- Goal -
Return every record below exactly as written, omitting any pictures.

- Records for processing -
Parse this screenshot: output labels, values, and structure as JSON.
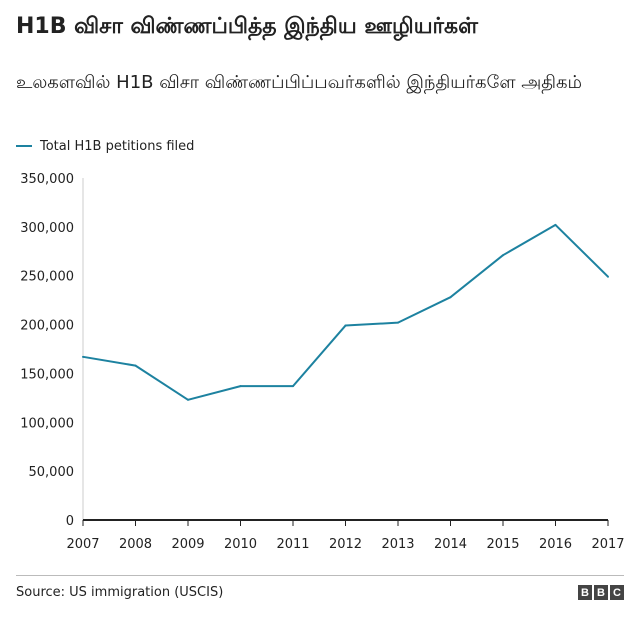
{
  "header": {
    "title": "H1B விசா விண்ணப்பித்த இந்திய ஊழியர்கள்",
    "subtitle": "உலகளவில் H1B விசா விண்ணப்பிப்பவர்களில் இந்தியர்களே அதிகம்"
  },
  "footer": {
    "source": "Source: US immigration (USCIS)",
    "logo_letters": [
      "B",
      "B",
      "C"
    ]
  },
  "colors": {
    "series": "#1d82a0",
    "axis": "#222222",
    "grid_tick": "#cccccc"
  },
  "chart_data": {
    "type": "line",
    "title": "H1B விசா விண்ணப்பித்த இந்திய ஊழியர்கள்",
    "subtitle": "உலகளவில் H1B விசா விண்ணப்பிப்பவர்களில் இந்தியர்களே அதிகம்",
    "x": [
      2007,
      2008,
      2009,
      2010,
      2011,
      2012,
      2013,
      2014,
      2015,
      2016,
      2017
    ],
    "series": [
      {
        "name": "Total H1B petitions filed",
        "values": [
          167000,
          158000,
          123000,
          137000,
          137000,
          199000,
          202000,
          228000,
          271000,
          302000,
          249000
        ]
      }
    ],
    "xlabel": "",
    "ylabel": "",
    "ylim": [
      0,
      350000
    ],
    "yticks": [
      0,
      50000,
      100000,
      150000,
      200000,
      250000,
      300000,
      350000
    ],
    "ytick_labels": [
      "0",
      "50,000",
      "100,000",
      "150,000",
      "200,000",
      "250,000",
      "300,000",
      "350,000"
    ],
    "xtick_labels": [
      "2007",
      "2008",
      "2009",
      "2010",
      "2011",
      "2012",
      "2013",
      "2014",
      "2015",
      "2016",
      "2017"
    ],
    "grid": false,
    "legend_position": "top-left"
  }
}
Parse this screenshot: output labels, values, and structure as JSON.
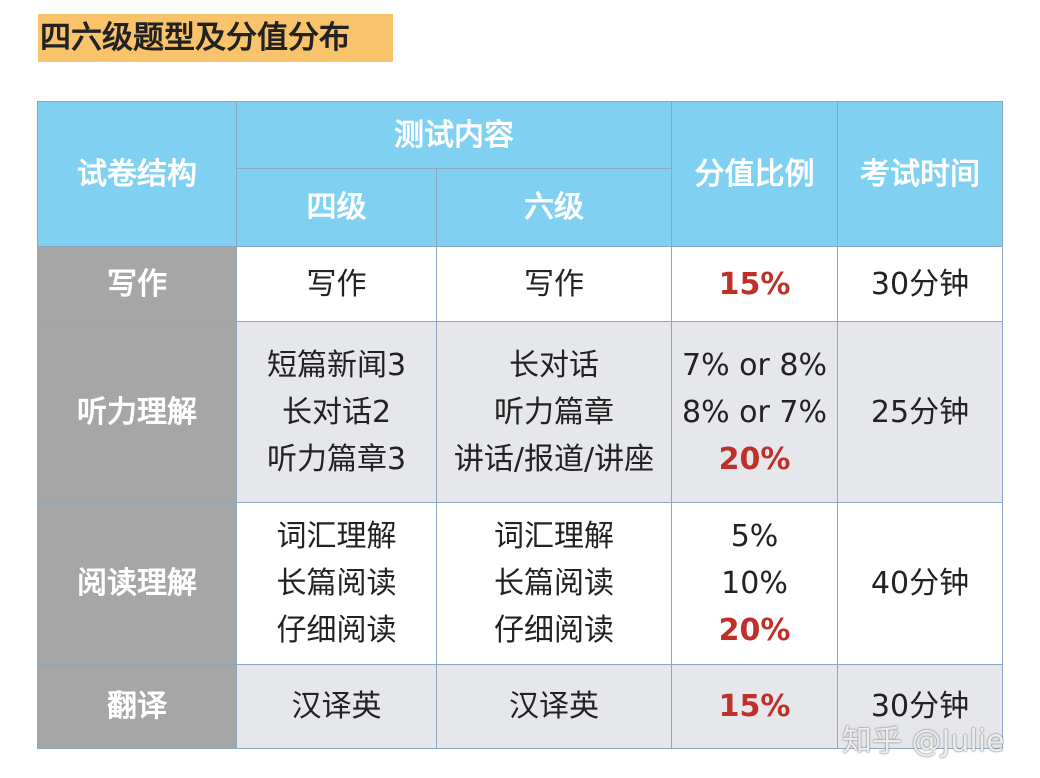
{
  "title": "四六级题型及分值分布",
  "table": {
    "header": {
      "structure": "试卷结构",
      "content": "测试内容",
      "cet4": "四级",
      "cet6": "六级",
      "ratio": "分值比例",
      "time": "考试时间"
    },
    "rows": [
      {
        "section": "写作",
        "cet4": [
          "写作"
        ],
        "cet6": [
          "写作"
        ],
        "ratio_items": [],
        "ratio_total": "15%",
        "time": "30分钟"
      },
      {
        "section": "听力理解",
        "cet4": [
          "短篇新闻3",
          "长对话2",
          "听力篇章3"
        ],
        "cet6": [
          "长对话",
          "听力篇章",
          "讲话/报道/讲座"
        ],
        "ratio_items": [
          "7% or 8%",
          "8% or 7%"
        ],
        "ratio_total": "20%",
        "time": "25分钟"
      },
      {
        "section": "阅读理解",
        "cet4": [
          "词汇理解",
          "长篇阅读",
          "仔细阅读"
        ],
        "cet6": [
          "词汇理解",
          "长篇阅读",
          "仔细阅读"
        ],
        "ratio_items": [
          "5%",
          "10%"
        ],
        "ratio_total": "20%",
        "time": "40分钟"
      },
      {
        "section": "翻译",
        "cet4": [
          "汉译英"
        ],
        "cet6": [
          "汉译英"
        ],
        "ratio_items": [],
        "ratio_total": "15%",
        "time": "30分钟"
      }
    ]
  },
  "watermark": "知乎 @Julie"
}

- Written solution -
Parse this screenshot: output labels, values, and structure as JSON.
{
  "header": {
    "title": "H1B விசா விண்ணப்பித்த இந்திய ஊழியர்கள்",
    "subtitle": "உலகளவில் H1B விசா விண்ணப்பிப்பவர்களில் இந்தியர்களே அதிகம்"
  },
  "footer": {
    "source": "Source: US immigration (USCIS)",
    "logo_letters": [
      "B",
      "B",
      "C"
    ]
  },
  "colors": {
    "series": "#1d82a0",
    "axis": "#222222",
    "grid_tick": "#cccccc"
  },
  "chart_data": {
    "type": "line",
    "title": "H1B விசா விண்ணப்பித்த இந்திய ஊழியர்கள்",
    "subtitle": "உலகளவில் H1B விசா விண்ணப்பிப்பவர்களில் இந்தியர்களே அதிகம்",
    "x": [
      2007,
      2008,
      2009,
      2010,
      2011,
      2012,
      2013,
      2014,
      2015,
      2016,
      2017
    ],
    "series": [
      {
        "name": "Total H1B petitions filed",
        "values": [
          167000,
          158000,
          123000,
          137000,
          137000,
          199000,
          202000,
          228000,
          271000,
          302000,
          249000
        ]
      }
    ],
    "xlabel": "",
    "ylabel": "",
    "ylim": [
      0,
      350000
    ],
    "yticks": [
      0,
      50000,
      100000,
      150000,
      200000,
      250000,
      300000,
      350000
    ],
    "ytick_labels": [
      "0",
      "50,000",
      "100,000",
      "150,000",
      "200,000",
      "250,000",
      "300,000",
      "350,000"
    ],
    "xtick_labels": [
      "2007",
      "2008",
      "2009",
      "2010",
      "2011",
      "2012",
      "2013",
      "2014",
      "2015",
      "2016",
      "2017"
    ],
    "grid": false,
    "legend_position": "top-left"
  }
}
Parse this screenshot: output labels, values, and structure as JSON.
{
  "title": "四六级题型及分值分布",
  "table": {
    "header": {
      "structure": "试卷结构",
      "content": "测试内容",
      "cet4": "四级",
      "cet6": "六级",
      "ratio": "分值比例",
      "time": "考试时间"
    },
    "rows": [
      {
        "section": "写作",
        "cet4": [
          "写作"
        ],
        "cet6": [
          "写作"
        ],
        "ratio_items": [],
        "ratio_total": "15%",
        "time": "30分钟"
      },
      {
        "section": "听力理解",
        "cet4": [
          "短篇新闻3",
          "长对话2",
          "听力篇章3"
        ],
        "cet6": [
          "长对话",
          "听力篇章",
          "讲话/报道/讲座"
        ],
        "ratio_items": [
          "7% or 8%",
          "8% or 7%"
        ],
        "ratio_total": "20%",
        "time": "25分钟"
      },
      {
        "section": "阅读理解",
        "cet4": [
          "词汇理解",
          "长篇阅读",
          "仔细阅读"
        ],
        "cet6": [
          "词汇理解",
          "长篇阅读",
          "仔细阅读"
        ],
        "ratio_items": [
          "5%",
          "10%"
        ],
        "ratio_total": "20%",
        "time": "40分钟"
      },
      {
        "section": "翻译",
        "cet4": [
          "汉译英"
        ],
        "cet6": [
          "汉译英"
        ],
        "ratio_items": [],
        "ratio_total": "15%",
        "time": "30分钟"
      }
    ]
  },
  "watermark": "知乎 @Julie"
}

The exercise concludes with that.